**Records from a data collection:**
=== Section Start ===

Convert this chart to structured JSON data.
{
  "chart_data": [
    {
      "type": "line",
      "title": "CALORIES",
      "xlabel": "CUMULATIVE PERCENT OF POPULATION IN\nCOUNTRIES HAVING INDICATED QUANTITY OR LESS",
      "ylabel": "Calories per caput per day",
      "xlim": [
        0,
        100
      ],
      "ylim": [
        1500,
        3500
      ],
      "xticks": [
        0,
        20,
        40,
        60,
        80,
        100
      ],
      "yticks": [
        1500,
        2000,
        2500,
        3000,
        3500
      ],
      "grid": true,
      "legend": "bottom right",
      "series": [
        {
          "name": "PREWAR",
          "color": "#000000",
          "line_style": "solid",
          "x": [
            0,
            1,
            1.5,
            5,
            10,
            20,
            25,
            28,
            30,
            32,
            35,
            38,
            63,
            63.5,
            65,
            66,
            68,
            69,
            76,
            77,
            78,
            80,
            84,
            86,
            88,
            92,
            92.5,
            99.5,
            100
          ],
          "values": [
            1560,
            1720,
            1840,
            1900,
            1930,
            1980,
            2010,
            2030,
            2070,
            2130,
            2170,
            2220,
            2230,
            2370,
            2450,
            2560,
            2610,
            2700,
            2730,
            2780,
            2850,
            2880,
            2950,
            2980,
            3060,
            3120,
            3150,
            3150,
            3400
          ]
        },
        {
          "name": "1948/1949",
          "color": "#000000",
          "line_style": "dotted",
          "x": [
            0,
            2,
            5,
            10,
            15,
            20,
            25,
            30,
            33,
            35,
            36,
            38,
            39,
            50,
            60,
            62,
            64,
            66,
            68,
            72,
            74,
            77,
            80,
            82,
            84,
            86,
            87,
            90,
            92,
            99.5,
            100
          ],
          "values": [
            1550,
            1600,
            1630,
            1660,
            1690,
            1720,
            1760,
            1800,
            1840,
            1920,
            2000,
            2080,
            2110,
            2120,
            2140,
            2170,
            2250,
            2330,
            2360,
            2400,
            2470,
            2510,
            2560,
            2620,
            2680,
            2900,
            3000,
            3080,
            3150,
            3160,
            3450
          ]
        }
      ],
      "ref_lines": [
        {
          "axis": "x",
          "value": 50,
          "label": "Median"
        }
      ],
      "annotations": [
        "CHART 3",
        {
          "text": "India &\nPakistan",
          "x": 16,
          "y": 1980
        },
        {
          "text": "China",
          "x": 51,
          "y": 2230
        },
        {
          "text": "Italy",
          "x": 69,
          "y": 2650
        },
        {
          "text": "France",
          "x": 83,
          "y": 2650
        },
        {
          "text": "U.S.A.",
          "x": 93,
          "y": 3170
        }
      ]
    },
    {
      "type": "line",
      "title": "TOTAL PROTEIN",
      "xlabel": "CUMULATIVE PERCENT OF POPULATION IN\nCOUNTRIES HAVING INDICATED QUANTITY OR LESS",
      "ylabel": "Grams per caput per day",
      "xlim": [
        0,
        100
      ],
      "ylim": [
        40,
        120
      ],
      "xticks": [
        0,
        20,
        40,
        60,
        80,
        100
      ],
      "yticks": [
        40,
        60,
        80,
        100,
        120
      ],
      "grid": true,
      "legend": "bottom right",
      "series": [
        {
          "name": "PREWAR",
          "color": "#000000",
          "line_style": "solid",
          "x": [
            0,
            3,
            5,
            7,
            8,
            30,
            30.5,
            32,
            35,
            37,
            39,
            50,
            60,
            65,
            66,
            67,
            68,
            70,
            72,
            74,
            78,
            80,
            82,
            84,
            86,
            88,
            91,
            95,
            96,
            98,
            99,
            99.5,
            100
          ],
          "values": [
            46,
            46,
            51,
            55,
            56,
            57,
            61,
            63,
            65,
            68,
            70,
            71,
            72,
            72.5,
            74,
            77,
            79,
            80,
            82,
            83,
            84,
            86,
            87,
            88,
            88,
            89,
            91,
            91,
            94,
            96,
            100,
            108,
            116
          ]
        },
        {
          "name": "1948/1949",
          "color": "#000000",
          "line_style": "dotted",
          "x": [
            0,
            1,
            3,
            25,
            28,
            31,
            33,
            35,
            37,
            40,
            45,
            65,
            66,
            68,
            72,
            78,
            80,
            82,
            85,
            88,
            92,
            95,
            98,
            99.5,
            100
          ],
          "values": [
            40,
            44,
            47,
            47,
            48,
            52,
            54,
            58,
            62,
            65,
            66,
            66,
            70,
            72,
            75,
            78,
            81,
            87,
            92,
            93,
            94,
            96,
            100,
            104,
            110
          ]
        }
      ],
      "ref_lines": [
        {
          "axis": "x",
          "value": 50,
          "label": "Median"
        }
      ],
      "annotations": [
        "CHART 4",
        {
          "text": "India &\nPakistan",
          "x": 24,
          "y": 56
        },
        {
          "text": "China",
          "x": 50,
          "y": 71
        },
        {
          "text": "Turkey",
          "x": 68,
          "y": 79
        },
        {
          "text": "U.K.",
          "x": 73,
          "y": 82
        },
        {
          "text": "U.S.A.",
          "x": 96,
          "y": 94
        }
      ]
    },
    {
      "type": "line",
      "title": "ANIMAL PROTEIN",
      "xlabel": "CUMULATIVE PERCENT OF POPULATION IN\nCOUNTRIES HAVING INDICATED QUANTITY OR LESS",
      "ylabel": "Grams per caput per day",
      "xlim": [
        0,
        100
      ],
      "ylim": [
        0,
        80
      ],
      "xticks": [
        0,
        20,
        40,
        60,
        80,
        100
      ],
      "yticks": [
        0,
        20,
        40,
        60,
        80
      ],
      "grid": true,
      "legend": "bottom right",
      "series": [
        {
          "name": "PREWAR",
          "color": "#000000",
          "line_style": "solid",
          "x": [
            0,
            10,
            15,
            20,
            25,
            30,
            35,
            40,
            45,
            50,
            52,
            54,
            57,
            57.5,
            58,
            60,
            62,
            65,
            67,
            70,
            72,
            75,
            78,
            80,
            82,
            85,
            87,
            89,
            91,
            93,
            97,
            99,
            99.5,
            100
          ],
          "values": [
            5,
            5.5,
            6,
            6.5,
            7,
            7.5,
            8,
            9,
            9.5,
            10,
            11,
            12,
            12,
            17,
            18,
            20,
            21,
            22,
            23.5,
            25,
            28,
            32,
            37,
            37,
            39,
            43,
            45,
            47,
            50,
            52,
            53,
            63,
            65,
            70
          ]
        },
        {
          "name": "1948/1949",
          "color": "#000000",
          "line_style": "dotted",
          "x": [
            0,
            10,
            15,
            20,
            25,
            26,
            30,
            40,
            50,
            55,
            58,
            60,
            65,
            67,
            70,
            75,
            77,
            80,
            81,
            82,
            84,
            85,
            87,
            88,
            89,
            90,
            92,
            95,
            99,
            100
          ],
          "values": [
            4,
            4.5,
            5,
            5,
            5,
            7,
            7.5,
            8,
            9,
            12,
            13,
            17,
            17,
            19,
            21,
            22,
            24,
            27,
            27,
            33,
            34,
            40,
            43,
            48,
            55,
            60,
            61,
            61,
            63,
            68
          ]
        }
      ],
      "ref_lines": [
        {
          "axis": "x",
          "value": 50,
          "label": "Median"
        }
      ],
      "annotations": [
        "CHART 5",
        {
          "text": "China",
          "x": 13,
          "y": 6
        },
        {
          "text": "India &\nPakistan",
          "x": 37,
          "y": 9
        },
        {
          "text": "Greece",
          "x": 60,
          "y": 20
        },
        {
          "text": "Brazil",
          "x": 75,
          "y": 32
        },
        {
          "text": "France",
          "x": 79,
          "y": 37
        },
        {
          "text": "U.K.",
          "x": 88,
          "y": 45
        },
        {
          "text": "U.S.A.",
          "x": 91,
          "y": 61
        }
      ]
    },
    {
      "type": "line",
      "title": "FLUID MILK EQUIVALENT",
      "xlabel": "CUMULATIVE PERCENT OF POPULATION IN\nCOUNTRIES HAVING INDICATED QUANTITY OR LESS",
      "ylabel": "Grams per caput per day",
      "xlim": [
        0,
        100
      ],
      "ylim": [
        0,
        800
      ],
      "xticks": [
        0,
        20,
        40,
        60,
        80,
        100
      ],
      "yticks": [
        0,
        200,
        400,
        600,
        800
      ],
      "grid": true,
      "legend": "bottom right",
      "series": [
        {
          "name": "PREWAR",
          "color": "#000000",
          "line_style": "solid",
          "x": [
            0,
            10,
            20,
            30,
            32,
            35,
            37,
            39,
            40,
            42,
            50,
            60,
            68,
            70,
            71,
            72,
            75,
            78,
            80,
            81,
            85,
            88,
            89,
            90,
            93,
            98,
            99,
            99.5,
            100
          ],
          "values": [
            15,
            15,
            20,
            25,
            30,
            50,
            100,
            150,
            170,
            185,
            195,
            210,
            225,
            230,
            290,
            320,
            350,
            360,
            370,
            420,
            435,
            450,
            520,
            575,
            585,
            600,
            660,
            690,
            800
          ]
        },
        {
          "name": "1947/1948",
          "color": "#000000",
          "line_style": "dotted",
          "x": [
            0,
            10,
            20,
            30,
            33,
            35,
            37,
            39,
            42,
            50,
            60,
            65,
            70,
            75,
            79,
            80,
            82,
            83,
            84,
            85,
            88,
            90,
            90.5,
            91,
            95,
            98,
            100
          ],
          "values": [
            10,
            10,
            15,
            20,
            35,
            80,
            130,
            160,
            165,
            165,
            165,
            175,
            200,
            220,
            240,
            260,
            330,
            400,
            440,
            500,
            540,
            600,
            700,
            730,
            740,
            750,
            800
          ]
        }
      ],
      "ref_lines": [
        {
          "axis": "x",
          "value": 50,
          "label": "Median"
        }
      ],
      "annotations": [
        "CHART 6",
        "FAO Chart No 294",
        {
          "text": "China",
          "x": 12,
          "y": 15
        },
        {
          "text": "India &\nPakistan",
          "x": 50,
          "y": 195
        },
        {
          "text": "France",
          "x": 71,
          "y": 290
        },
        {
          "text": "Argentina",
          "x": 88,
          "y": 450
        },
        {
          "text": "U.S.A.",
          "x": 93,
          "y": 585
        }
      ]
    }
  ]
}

=== Section End ===

**GOAL OF THE EXERCISE:** Copy out each line of the entries above that holds "PROTEIN".

**COMPLETED EXERCISE:**
      "title": "TOTAL PROTEIN",
      "title": "ANIMAL PROTEIN",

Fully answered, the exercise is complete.